Visual layout records:
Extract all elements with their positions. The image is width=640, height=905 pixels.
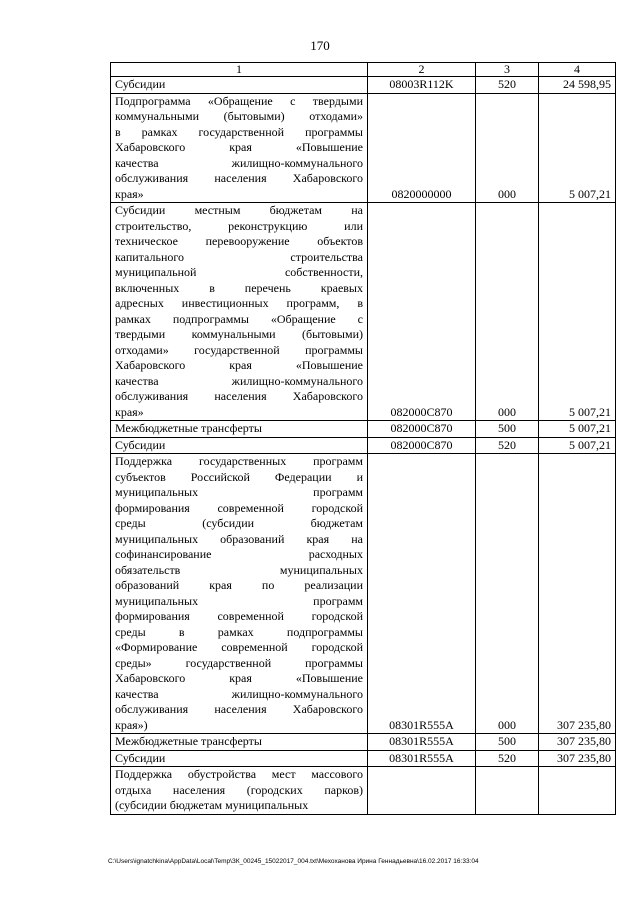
row-name [111, 93, 368, 203]
row-sum: 307 235,80 [539, 750, 616, 767]
header-col-1: 1 [111, 63, 368, 77]
row-name-line: муниципальных программ [115, 593, 363, 608]
table-row [111, 93, 616, 203]
row-name-line: Межбюджетные трансферты [115, 421, 262, 435]
row-name-line: обслуживания населения Хабаровского [115, 389, 363, 403]
row-type: 000 [476, 454, 539, 734]
row-name-line: коммунальными (бытовыми) отходами» [115, 109, 363, 123]
page-number: 170 [310, 38, 330, 53]
table-row [111, 421, 616, 438]
header-col-2: 2 [368, 63, 476, 77]
row-name-line: включенных в перечень краевых [115, 280, 363, 295]
row-name-line: Межбюджетные трансферты [115, 734, 262, 748]
row-name-line: Субсидии [115, 77, 166, 91]
table-row [111, 734, 616, 751]
row-type: 500 [476, 734, 539, 751]
row-name-line: Поддержка обустройства мест массового [115, 767, 363, 781]
row-name-line: обслуживания населения Хабаровского [115, 702, 363, 716]
row-sum: 307 235,80 [539, 454, 616, 734]
row-name-line: среды» государственной программы [115, 655, 363, 670]
row-code: 0820000000 [368, 93, 476, 203]
row-type: 000 [476, 93, 539, 203]
row-name-line: Субсидии [115, 750, 166, 765]
row-name-line: края» [115, 404, 144, 419]
row-name-line: отходами» государственной программы [115, 342, 363, 357]
row-name-line: среды в рамках подпрограммы [115, 624, 363, 639]
row-code: 082000С870 [368, 203, 476, 421]
table-row [111, 77, 616, 94]
row-code: 082000С870 [368, 437, 476, 454]
row-name [111, 454, 368, 734]
row-name-line: «Формирование современной городской [115, 640, 363, 654]
row-name-line: формирования современной городской [115, 609, 363, 623]
row-name-line: субъектов Российской Федерации и [115, 469, 363, 484]
row-name-line: качества жилищно-коммунального [115, 373, 363, 388]
row-sum: 5 007,21 [539, 421, 616, 438]
row-code: 08301R555A [368, 750, 476, 767]
row-sum: 5 007,21 [539, 93, 616, 203]
row-name [111, 203, 368, 421]
row-name [111, 421, 368, 438]
table-row [111, 454, 616, 734]
table-row [111, 203, 616, 421]
row-name-line: Хабаровского края «Повышение [115, 358, 363, 372]
row-code: 08301R555A [368, 454, 476, 734]
row-sum: 5 007,21 [539, 437, 616, 454]
row-name-line: качества жилищно-коммунального [115, 155, 363, 170]
header-col-4: 4 [539, 63, 616, 77]
row-name-line: капитального строительства [115, 249, 363, 264]
row-name [111, 750, 368, 767]
row-type: 520 [476, 750, 539, 767]
row-name-line: Подпрограмма «Обращение с твердыми [115, 93, 363, 108]
table-header-row [111, 63, 616, 77]
row-name-line: Хабаровского края «Повышение [115, 140, 363, 154]
row-name-line: образований края по реализации [115, 578, 363, 592]
row-name-line: края» [115, 186, 144, 201]
row-name [111, 437, 368, 454]
row-type: 520 [476, 437, 539, 454]
budget-table [110, 62, 616, 815]
row-name-line: рамках подпрограммы «Обращение с [115, 311, 363, 326]
row-name-line: адресных инвестиционных программ, в [115, 296, 363, 310]
row-name [111, 77, 368, 94]
row-name-line: строительство, реконструкцию или [115, 218, 363, 233]
row-name-line: в рамках государственной программы [115, 124, 363, 139]
row-sum: 24 598,95 [539, 77, 616, 94]
row-type: 520 [476, 77, 539, 94]
row-sum: 307 235,80 [539, 734, 616, 751]
row-type [476, 767, 539, 815]
row-name-line: обслуживания населения Хабаровского [115, 171, 363, 185]
row-name-line: обязательств муниципальных [115, 562, 363, 577]
row-name-line: отдыха населения (городских парков) [115, 782, 363, 797]
row-name-line: края») [115, 717, 148, 732]
header-col-3: 3 [476, 63, 539, 77]
row-code: 082000С870 [368, 421, 476, 438]
row-sum [539, 767, 616, 815]
row-name-line: качества жилищно-коммунального [115, 686, 363, 701]
row-name-line: муниципальных программ [115, 485, 363, 499]
row-name-line: Поддержка государственных программ [115, 454, 363, 468]
row-name-line: техническое перевооружение объектов [115, 234, 363, 248]
row-name-line: формирования современной городской [115, 500, 363, 515]
file-path-footer: C:\Users\ignatchkina\AppData\Local\Temp\ЗК_00245_15022017_004.txt\Мехоханова Ирина Геннадьевна\16.02.2017 16:33:04 [108, 858, 479, 865]
row-name-line: Субсидии [115, 437, 166, 452]
table-row [111, 437, 616, 454]
row-type: 500 [476, 421, 539, 438]
row-code: 08003R112K [368, 77, 476, 94]
row-name [111, 767, 368, 815]
row-name-line: (субсидии бюджетам муниципальных [115, 798, 309, 812]
row-name-line: Субсидии местным бюджетам на [115, 203, 363, 217]
row-name-line: муниципальных образований края на [115, 531, 363, 546]
row-name-line: Хабаровского края «Повышение [115, 671, 363, 685]
row-name [111, 734, 368, 751]
row-type: 000 [476, 203, 539, 421]
row-name-line: среды (субсидии бюджетам [115, 516, 363, 530]
row-code [368, 767, 476, 815]
row-name-line: муниципальной собственности, [115, 265, 363, 279]
table-row [111, 750, 616, 767]
row-name-line: софинансирование расходных [115, 547, 363, 561]
row-sum: 5 007,21 [539, 203, 616, 421]
row-name-line: твердыми коммунальными (бытовыми) [115, 327, 363, 341]
table-row [111, 767, 616, 815]
row-code: 08301R555A [368, 734, 476, 751]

*WRITTEN REQUEST*: Reproduce every line of the material above verbatim, leaving out the pictures.

*COMPLETED EXERCISE*:
Extract all elements with their positions. The image is width=640, height=905 pixels.
row-name [111, 93, 368, 203]
row-sum: 307 235,80 [539, 750, 616, 767]
header-col-1: 1 [111, 63, 368, 77]
row-name-line: муниципальных программ [115, 593, 363, 608]
table-row [111, 93, 616, 203]
row-name-line: Межбюджетные трансферты [115, 421, 262, 435]
row-name-line: обслуживания населения Хабаровского [115, 389, 363, 403]
row-type: 000 [476, 454, 539, 734]
row-name-line: коммунальными (бытовыми) отходами» [115, 109, 363, 123]
page-number: 170 [310, 38, 330, 53]
table-row [111, 421, 616, 438]
header-col-2: 2 [368, 63, 476, 77]
row-name-line: включенных в перечень краевых [115, 280, 363, 295]
row-name-line: Межбюджетные трансферты [115, 734, 262, 748]
row-name-line: Субсидии [115, 77, 166, 91]
table-row [111, 734, 616, 751]
row-type: 500 [476, 734, 539, 751]
row-name-line: Поддержка обустройства мест массового [115, 767, 363, 781]
row-name-line: обслуживания населения Хабаровского [115, 702, 363, 716]
row-sum: 307 235,80 [539, 454, 616, 734]
row-name-line: среды» государственной программы [115, 655, 363, 670]
row-code: 0820000000 [368, 93, 476, 203]
row-type: 000 [476, 93, 539, 203]
row-name-line: Субсидии [115, 750, 166, 765]
row-name-line: края» [115, 404, 144, 419]
row-name-line: отходами» государственной программы [115, 342, 363, 357]
row-name-line: среды в рамках подпрограммы [115, 624, 363, 639]
row-code: 082000С870 [368, 203, 476, 421]
table-row [111, 77, 616, 94]
row-code: 082000С870 [368, 437, 476, 454]
row-name [111, 454, 368, 734]
row-name-line: «Формирование современной городской [115, 640, 363, 654]
row-name-line: формирования современной городской [115, 609, 363, 623]
row-name-line: субъектов Российской Федерации и [115, 469, 363, 484]
row-name-line: качества жилищно-коммунального [115, 373, 363, 388]
row-sum: 5 007,21 [539, 421, 616, 438]
row-code: 08301R555A [368, 750, 476, 767]
row-sum: 5 007,21 [539, 93, 616, 203]
row-name [111, 203, 368, 421]
row-name [111, 421, 368, 438]
table-row [111, 454, 616, 734]
table-row [111, 203, 616, 421]
row-name-line: Хабаровского края «Повышение [115, 358, 363, 372]
row-code: 08301R555A [368, 454, 476, 734]
row-sum: 5 007,21 [539, 437, 616, 454]
row-name-line: качества жилищно-коммунального [115, 155, 363, 170]
header-col-4: 4 [539, 63, 616, 77]
row-name-line: капитального строительства [115, 249, 363, 264]
row-name [111, 750, 368, 767]
row-type: 520 [476, 750, 539, 767]
row-name-line: Подпрограмма «Обращение с твердыми [115, 93, 363, 108]
table-header-row [111, 63, 616, 77]
row-name-line: Хабаровского края «Повышение [115, 140, 363, 154]
row-name-line: образований края по реализации [115, 578, 363, 592]
row-name-line: края» [115, 186, 144, 201]
row-name [111, 437, 368, 454]
row-type: 520 [476, 437, 539, 454]
budget-table [110, 62, 616, 815]
row-name-line: рамках подпрограммы «Обращение с [115, 311, 363, 326]
row-name-line: адресных инвестиционных программ, в [115, 296, 363, 310]
row-name [111, 77, 368, 94]
row-name-line: строительство, реконструкцию или [115, 218, 363, 233]
row-name-line: в рамках государственной программы [115, 124, 363, 139]
row-sum: 24 598,95 [539, 77, 616, 94]
row-type: 520 [476, 77, 539, 94]
row-sum: 307 235,80 [539, 734, 616, 751]
row-type [476, 767, 539, 815]
row-name-line: обслуживания населения Хабаровского [115, 171, 363, 185]
row-name-line: обязательств муниципальных [115, 562, 363, 577]
row-name-line: отдыха населения (городских парков) [115, 782, 363, 797]
row-name-line: края») [115, 717, 148, 732]
header-col-3: 3 [476, 63, 539, 77]
row-code: 082000С870 [368, 421, 476, 438]
row-sum [539, 767, 616, 815]
row-name-line: качества жилищно-коммунального [115, 686, 363, 701]
row-name-line: муниципальных программ [115, 485, 363, 499]
row-name-line: Поддержка государственных программ [115, 454, 363, 468]
row-name-line: техническое перевооружение объектов [115, 234, 363, 248]
row-name-line: формирования современной городской [115, 500, 363, 515]
file-path-footer: C:\Users\ignatchkina\AppData\Local\Temp\ЗК_00245_15022017_004.txt\Мехоханова Ирина Геннадьевна\16.02.2017 16:33:04 [108, 858, 479, 865]
row-name-line: Субсидии [115, 437, 166, 452]
table-row [111, 437, 616, 454]
row-type: 500 [476, 421, 539, 438]
row-code: 08003R112K [368, 77, 476, 94]
row-name [111, 767, 368, 815]
row-name-line: (субсидии бюджетам муниципальных [115, 798, 309, 812]
row-name-line: Субсидии местным бюджетам на [115, 203, 363, 217]
row-name-line: муниципальных образований края на [115, 531, 363, 546]
row-name-line: Хабаровского края «Повышение [115, 671, 363, 685]
row-name [111, 734, 368, 751]
row-type: 000 [476, 203, 539, 421]
row-name-line: среды (субсидии бюджетам [115, 516, 363, 530]
row-code [368, 767, 476, 815]
row-name-line: муниципальной собственности, [115, 265, 363, 279]
table-row [111, 750, 616, 767]
row-name-line: софинансирование расходных [115, 547, 363, 561]
row-sum: 5 007,21 [539, 203, 616, 421]
row-name-line: твердыми коммунальными (бытовыми) [115, 327, 363, 341]
table-row [111, 767, 616, 815]
row-code: 08301R555A [368, 734, 476, 751]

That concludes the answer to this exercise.